#### SHORT TASK
Reproduce the data in its entirety, exactly as supplied.
--- start of DATASET RECORDS ---
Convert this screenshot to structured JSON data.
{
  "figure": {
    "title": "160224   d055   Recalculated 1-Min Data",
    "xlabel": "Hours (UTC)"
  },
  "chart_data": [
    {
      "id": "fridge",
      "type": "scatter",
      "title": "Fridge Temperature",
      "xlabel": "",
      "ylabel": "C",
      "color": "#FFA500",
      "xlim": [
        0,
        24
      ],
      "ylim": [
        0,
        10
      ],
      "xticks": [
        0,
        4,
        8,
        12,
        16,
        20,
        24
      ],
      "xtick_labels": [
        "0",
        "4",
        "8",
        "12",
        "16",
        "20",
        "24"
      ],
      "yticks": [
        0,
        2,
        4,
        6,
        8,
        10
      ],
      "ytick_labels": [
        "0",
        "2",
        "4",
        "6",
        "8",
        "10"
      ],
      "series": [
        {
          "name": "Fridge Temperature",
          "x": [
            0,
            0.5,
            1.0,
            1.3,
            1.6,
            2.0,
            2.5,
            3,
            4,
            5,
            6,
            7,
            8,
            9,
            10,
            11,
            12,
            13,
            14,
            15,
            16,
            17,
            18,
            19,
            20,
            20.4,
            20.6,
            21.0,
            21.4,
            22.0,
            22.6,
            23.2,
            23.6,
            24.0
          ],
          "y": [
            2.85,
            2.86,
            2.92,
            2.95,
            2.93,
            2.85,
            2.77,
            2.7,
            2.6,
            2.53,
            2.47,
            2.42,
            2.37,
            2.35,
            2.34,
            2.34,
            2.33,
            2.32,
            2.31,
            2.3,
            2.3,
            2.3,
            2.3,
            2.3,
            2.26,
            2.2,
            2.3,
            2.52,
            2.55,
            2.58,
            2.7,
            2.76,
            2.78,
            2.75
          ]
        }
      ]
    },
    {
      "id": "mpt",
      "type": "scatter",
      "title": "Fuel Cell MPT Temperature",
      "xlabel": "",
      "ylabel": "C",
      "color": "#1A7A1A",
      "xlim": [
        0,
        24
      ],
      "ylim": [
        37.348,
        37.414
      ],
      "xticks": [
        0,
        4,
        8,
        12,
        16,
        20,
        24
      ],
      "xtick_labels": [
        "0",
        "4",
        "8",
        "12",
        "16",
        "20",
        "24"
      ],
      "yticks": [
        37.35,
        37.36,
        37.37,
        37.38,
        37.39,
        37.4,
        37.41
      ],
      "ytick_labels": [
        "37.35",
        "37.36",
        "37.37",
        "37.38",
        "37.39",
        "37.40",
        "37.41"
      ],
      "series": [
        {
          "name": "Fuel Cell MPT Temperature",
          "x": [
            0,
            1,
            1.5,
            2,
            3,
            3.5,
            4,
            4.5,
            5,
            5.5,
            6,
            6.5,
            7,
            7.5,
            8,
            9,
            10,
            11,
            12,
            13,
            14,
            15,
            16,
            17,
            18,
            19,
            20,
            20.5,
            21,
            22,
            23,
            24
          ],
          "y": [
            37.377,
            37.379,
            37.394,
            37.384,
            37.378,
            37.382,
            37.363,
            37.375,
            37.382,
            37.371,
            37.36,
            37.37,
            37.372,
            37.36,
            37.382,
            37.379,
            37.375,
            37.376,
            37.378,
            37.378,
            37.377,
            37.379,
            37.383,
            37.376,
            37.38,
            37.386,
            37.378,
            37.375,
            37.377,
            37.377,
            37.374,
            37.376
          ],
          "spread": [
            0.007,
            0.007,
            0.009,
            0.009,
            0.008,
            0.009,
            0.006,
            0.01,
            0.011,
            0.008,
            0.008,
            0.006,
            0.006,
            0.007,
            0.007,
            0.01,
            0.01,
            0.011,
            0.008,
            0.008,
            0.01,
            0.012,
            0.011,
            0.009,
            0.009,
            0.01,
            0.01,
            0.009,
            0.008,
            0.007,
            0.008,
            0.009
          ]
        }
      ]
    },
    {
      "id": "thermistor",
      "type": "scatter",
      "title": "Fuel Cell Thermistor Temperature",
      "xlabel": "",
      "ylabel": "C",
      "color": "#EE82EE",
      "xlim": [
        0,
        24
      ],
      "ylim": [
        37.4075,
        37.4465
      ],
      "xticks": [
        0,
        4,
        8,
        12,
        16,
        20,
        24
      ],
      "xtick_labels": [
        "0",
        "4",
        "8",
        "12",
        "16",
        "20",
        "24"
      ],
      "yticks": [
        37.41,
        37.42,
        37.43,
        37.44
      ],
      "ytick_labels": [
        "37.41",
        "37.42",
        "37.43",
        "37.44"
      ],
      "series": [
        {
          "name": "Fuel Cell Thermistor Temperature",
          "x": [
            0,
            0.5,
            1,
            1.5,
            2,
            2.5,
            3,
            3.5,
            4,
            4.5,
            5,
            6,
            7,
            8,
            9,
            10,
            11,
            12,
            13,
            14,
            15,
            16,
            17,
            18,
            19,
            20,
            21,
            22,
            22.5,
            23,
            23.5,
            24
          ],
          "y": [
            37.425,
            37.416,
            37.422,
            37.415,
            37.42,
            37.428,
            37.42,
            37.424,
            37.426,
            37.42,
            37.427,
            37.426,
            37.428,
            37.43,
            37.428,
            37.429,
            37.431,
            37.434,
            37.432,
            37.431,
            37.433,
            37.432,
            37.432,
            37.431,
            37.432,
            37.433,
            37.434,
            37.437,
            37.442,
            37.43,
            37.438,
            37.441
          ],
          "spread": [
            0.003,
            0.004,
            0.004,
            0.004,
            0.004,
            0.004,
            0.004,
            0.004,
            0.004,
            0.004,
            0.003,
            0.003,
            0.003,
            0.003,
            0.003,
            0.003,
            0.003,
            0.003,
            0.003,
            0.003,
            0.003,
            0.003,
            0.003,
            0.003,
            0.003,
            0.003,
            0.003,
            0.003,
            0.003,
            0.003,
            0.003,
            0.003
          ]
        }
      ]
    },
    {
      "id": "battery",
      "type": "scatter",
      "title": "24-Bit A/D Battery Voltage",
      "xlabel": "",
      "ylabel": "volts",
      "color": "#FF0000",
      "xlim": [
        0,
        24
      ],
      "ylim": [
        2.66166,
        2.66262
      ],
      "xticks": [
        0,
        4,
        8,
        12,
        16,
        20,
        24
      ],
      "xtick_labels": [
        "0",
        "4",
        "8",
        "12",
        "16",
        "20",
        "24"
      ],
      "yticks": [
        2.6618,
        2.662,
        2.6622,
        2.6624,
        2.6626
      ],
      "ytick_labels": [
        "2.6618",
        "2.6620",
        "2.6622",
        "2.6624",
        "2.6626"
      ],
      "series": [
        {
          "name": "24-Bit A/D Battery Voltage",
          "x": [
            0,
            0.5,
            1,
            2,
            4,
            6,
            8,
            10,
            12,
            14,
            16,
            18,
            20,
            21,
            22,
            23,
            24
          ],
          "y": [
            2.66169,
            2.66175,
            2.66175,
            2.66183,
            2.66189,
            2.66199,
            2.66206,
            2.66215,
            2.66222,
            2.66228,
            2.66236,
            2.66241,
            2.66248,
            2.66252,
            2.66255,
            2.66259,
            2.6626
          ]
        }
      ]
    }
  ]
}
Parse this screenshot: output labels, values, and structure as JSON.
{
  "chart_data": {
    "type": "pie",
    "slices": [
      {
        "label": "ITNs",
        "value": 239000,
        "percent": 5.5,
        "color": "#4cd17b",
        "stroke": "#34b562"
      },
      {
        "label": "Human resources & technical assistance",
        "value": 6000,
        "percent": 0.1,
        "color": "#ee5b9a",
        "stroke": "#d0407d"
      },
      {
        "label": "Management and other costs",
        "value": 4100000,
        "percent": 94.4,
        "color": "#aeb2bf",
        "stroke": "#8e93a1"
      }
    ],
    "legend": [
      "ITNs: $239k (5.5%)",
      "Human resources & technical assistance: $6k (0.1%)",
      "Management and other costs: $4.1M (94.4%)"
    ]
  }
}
--- end of DATASET RECORDS ---
#### THE RESPONSE
Convert this screenshot to structured JSON data.
{
  "figure": {
    "title": "160224   d055   Recalculated 1-Min Data",
    "xlabel": "Hours (UTC)"
  },
  "chart_data": [
    {
      "id": "fridge",
      "type": "scatter",
      "title": "Fridge Temperature",
      "xlabel": "",
      "ylabel": "C",
      "color": "#FFA500",
      "xlim": [
        0,
        24
      ],
      "ylim": [
        0,
        10
      ],
      "xticks": [
        0,
        4,
        8,
        12,
        16,
        20,
        24
      ],
      "xtick_labels": [
        "0",
        "4",
        "8",
        "12",
        "16",
        "20",
        "24"
      ],
      "yticks": [
        0,
        2,
        4,
        6,
        8,
        10
      ],
      "ytick_labels": [
        "0",
        "2",
        "4",
        "6",
        "8",
        "10"
      ],
      "series": [
        {
          "name": "Fridge Temperature",
          "x": [
            0,
            0.5,
            1.0,
            1.3,
            1.6,
            2.0,
            2.5,
            3,
            4,
            5,
            6,
            7,
            8,
            9,
            10,
            11,
            12,
            13,
            14,
            15,
            16,
            17,
            18,
            19,
            20,
            20.4,
            20.6,
            21.0,
            21.4,
            22.0,
            22.6,
            23.2,
            23.6,
            24.0
          ],
          "y": [
            2.85,
            2.86,
            2.92,
            2.95,
            2.93,
            2.85,
            2.77,
            2.7,
            2.6,
            2.53,
            2.47,
            2.42,
            2.37,
            2.35,
            2.34,
            2.34,
            2.33,
            2.32,
            2.31,
            2.3,
            2.3,
            2.3,
            2.3,
            2.3,
            2.26,
            2.2,
            2.3,
            2.52,
            2.55,
            2.58,
            2.7,
            2.76,
            2.78,
            2.75
          ]
        }
      ]
    },
    {
      "id": "mpt",
      "type": "scatter",
      "title": "Fuel Cell MPT Temperature",
      "xlabel": "",
      "ylabel": "C",
      "color": "#1A7A1A",
      "xlim": [
        0,
        24
      ],
      "ylim": [
        37.348,
        37.414
      ],
      "xticks": [
        0,
        4,
        8,
        12,
        16,
        20,
        24
      ],
      "xtick_labels": [
        "0",
        "4",
        "8",
        "12",
        "16",
        "20",
        "24"
      ],
      "yticks": [
        37.35,
        37.36,
        37.37,
        37.38,
        37.39,
        37.4,
        37.41
      ],
      "ytick_labels": [
        "37.35",
        "37.36",
        "37.37",
        "37.38",
        "37.39",
        "37.40",
        "37.41"
      ],
      "series": [
        {
          "name": "Fuel Cell MPT Temperature",
          "x": [
            0,
            1,
            1.5,
            2,
            3,
            3.5,
            4,
            4.5,
            5,
            5.5,
            6,
            6.5,
            7,
            7.5,
            8,
            9,
            10,
            11,
            12,
            13,
            14,
            15,
            16,
            17,
            18,
            19,
            20,
            20.5,
            21,
            22,
            23,
            24
          ],
          "y": [
            37.377,
            37.379,
            37.394,
            37.384,
            37.378,
            37.382,
            37.363,
            37.375,
            37.382,
            37.371,
            37.36,
            37.37,
            37.372,
            37.36,
            37.382,
            37.379,
            37.375,
            37.376,
            37.378,
            37.378,
            37.377,
            37.379,
            37.383,
            37.376,
            37.38,
            37.386,
            37.378,
            37.375,
            37.377,
            37.377,
            37.374,
            37.376
          ],
          "spread": [
            0.007,
            0.007,
            0.009,
            0.009,
            0.008,
            0.009,
            0.006,
            0.01,
            0.011,
            0.008,
            0.008,
            0.006,
            0.006,
            0.007,
            0.007,
            0.01,
            0.01,
            0.011,
            0.008,
            0.008,
            0.01,
            0.012,
            0.011,
            0.009,
            0.009,
            0.01,
            0.01,
            0.009,
            0.008,
            0.007,
            0.008,
            0.009
          ]
        }
      ]
    },
    {
      "id": "thermistor",
      "type": "scatter",
      "title": "Fuel Cell Thermistor Temperature",
      "xlabel": "",
      "ylabel": "C",
      "color": "#EE82EE",
      "xlim": [
        0,
        24
      ],
      "ylim": [
        37.4075,
        37.4465
      ],
      "xticks": [
        0,
        4,
        8,
        12,
        16,
        20,
        24
      ],
      "xtick_labels": [
        "0",
        "4",
        "8",
        "12",
        "16",
        "20",
        "24"
      ],
      "yticks": [
        37.41,
        37.42,
        37.43,
        37.44
      ],
      "ytick_labels": [
        "37.41",
        "37.42",
        "37.43",
        "37.44"
      ],
      "series": [
        {
          "name": "Fuel Cell Thermistor Temperature",
          "x": [
            0,
            0.5,
            1,
            1.5,
            2,
            2.5,
            3,
            3.5,
            4,
            4.5,
            5,
            6,
            7,
            8,
            9,
            10,
            11,
            12,
            13,
            14,
            15,
            16,
            17,
            18,
            19,
            20,
            21,
            22,
            22.5,
            23,
            23.5,
            24
          ],
          "y": [
            37.425,
            37.416,
            37.422,
            37.415,
            37.42,
            37.428,
            37.42,
            37.424,
            37.426,
            37.42,
            37.427,
            37.426,
            37.428,
            37.43,
            37.428,
            37.429,
            37.431,
            37.434,
            37.432,
            37.431,
            37.433,
            37.432,
            37.432,
            37.431,
            37.432,
            37.433,
            37.434,
            37.437,
            37.442,
            37.43,
            37.438,
            37.441
          ],
          "spread": [
            0.003,
            0.004,
            0.004,
            0.004,
            0.004,
            0.004,
            0.004,
            0.004,
            0.004,
            0.004,
            0.003,
            0.003,
            0.003,
            0.003,
            0.003,
            0.003,
            0.003,
            0.003,
            0.003,
            0.003,
            0.003,
            0.003,
            0.003,
            0.003,
            0.003,
            0.003,
            0.003,
            0.003,
            0.003,
            0.003,
            0.003,
            0.003
          ]
        }
      ]
    },
    {
      "id": "battery",
      "type": "scatter",
      "title": "24-Bit A/D Battery Voltage",
      "xlabel": "",
      "ylabel": "volts",
      "color": "#FF0000",
      "xlim": [
        0,
        24
      ],
      "ylim": [
        2.66166,
        2.66262
      ],
      "xticks": [
        0,
        4,
        8,
        12,
        16,
        20,
        24
      ],
      "xtick_labels": [
        "0",
        "4",
        "8",
        "12",
        "16",
        "20",
        "24"
      ],
      "yticks": [
        2.6618,
        2.662,
        2.6622,
        2.6624,
        2.6626
      ],
      "ytick_labels": [
        "2.6618",
        "2.6620",
        "2.6622",
        "2.6624",
        "2.6626"
      ],
      "series": [
        {
          "name": "24-Bit A/D Battery Voltage",
          "x": [
            0,
            0.5,
            1,
            2,
            4,
            6,
            8,
            10,
            12,
            14,
            16,
            18,
            20,
            21,
            22,
            23,
            24
          ],
          "y": [
            2.66169,
            2.66175,
            2.66175,
            2.66183,
            2.66189,
            2.66199,
            2.66206,
            2.66215,
            2.66222,
            2.66228,
            2.66236,
            2.66241,
            2.66248,
            2.66252,
            2.66255,
            2.66259,
            2.6626
          ]
        }
      ]
    }
  ]
}
Parse this screenshot: output labels, values, and structure as JSON.
{
  "chart_data": {
    "type": "pie",
    "slices": [
      {
        "label": "ITNs",
        "value": 239000,
        "percent": 5.5,
        "color": "#4cd17b",
        "stroke": "#34b562"
      },
      {
        "label": "Human resources & technical assistance",
        "value": 6000,
        "percent": 0.1,
        "color": "#ee5b9a",
        "stroke": "#d0407d"
      },
      {
        "label": "Management and other costs",
        "value": 4100000,
        "percent": 94.4,
        "color": "#aeb2bf",
        "stroke": "#8e93a1"
      }
    ],
    "legend": [
      "ITNs: $239k (5.5%)",
      "Human resources & technical assistance: $6k (0.1%)",
      "Management and other costs: $4.1M (94.4%)"
    ]
  }
}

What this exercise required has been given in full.